Goal: Look below for the line containing "OCR this image.". Output it and each remaining line of the entries exactly, and nothing else.

Records shown:
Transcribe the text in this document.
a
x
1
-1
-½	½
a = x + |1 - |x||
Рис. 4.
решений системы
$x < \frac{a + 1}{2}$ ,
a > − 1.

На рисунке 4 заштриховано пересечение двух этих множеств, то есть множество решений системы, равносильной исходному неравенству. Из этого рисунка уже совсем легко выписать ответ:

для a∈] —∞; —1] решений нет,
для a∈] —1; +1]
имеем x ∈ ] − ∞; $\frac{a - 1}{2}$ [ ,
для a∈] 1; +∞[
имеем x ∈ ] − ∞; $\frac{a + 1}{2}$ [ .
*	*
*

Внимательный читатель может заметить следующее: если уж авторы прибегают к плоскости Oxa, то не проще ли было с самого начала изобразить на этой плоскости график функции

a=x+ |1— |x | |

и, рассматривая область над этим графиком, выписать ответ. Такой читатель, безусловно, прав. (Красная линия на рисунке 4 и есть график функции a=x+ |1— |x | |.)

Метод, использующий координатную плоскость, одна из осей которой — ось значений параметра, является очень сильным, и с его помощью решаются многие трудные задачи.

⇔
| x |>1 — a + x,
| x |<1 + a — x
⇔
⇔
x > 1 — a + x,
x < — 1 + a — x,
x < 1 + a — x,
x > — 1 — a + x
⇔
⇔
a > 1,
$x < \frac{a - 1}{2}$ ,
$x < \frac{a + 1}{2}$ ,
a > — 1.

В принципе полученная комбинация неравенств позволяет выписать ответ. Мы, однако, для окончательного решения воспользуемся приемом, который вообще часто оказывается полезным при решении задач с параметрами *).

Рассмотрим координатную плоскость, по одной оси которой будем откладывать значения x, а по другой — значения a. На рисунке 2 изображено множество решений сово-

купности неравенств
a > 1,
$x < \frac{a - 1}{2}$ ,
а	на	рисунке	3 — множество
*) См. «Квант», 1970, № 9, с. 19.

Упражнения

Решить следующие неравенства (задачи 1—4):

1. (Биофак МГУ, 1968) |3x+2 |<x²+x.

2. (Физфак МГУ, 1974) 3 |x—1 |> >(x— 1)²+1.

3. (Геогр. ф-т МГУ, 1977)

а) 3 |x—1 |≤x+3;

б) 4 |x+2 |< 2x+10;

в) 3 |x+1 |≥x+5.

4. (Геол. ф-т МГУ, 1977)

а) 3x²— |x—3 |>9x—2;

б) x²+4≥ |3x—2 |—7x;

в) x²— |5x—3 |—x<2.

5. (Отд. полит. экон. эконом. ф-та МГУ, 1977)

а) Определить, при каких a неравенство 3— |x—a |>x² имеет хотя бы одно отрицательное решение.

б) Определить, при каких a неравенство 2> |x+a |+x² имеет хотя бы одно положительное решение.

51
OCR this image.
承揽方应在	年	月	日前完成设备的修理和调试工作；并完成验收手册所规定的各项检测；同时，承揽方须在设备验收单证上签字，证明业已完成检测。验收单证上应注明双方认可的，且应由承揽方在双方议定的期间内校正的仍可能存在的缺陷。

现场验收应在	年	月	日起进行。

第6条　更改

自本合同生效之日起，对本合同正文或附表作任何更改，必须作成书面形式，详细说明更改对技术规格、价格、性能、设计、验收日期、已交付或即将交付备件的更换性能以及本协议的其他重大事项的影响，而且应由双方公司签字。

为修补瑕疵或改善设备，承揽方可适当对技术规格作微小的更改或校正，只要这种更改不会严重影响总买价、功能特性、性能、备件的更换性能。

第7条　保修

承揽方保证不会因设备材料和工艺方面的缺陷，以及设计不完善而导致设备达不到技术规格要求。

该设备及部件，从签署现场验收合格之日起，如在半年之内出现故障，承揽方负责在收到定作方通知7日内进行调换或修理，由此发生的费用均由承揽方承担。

Finished task:
OCR this image.
承揽方应在	年	月	日前完成设备的修理和调试工作；并完成验收手册所规定的各项检测；同时，承揽方须在设备验收单证上签字，证明业已完成检测。验收单证上应注明双方认可的，且应由承揽方在双方议定的期间内校正的仍可能存在的缺陷。

现场验收应在	年	月	日起进行。

第6条　更改

自本合同生效之日起，对本合同正文或附表作任何更改，必须作成书面形式，详细说明更改对技术规格、价格、性能、设计、验收日期、已交付或即将交付备件的更换性能以及本协议的其他重大事项的影响，而且应由双方公司签字。

为修补瑕疵或改善设备，承揽方可适当对技术规格作微小的更改或校正，只要这种更改不会严重影响总买价、功能特性、性能、备件的更换性能。

第7条　保修

承揽方保证不会因设备材料和工艺方面的缺陷，以及设计不完善而导致设备达不到技术规格要求。

该设备及部件，从签署现场验收合格之日起，如在半年之内出现故障，承揽方负责在收到定作方通知7日内进行调换或修理，由此发生的费用均由承揽方承担。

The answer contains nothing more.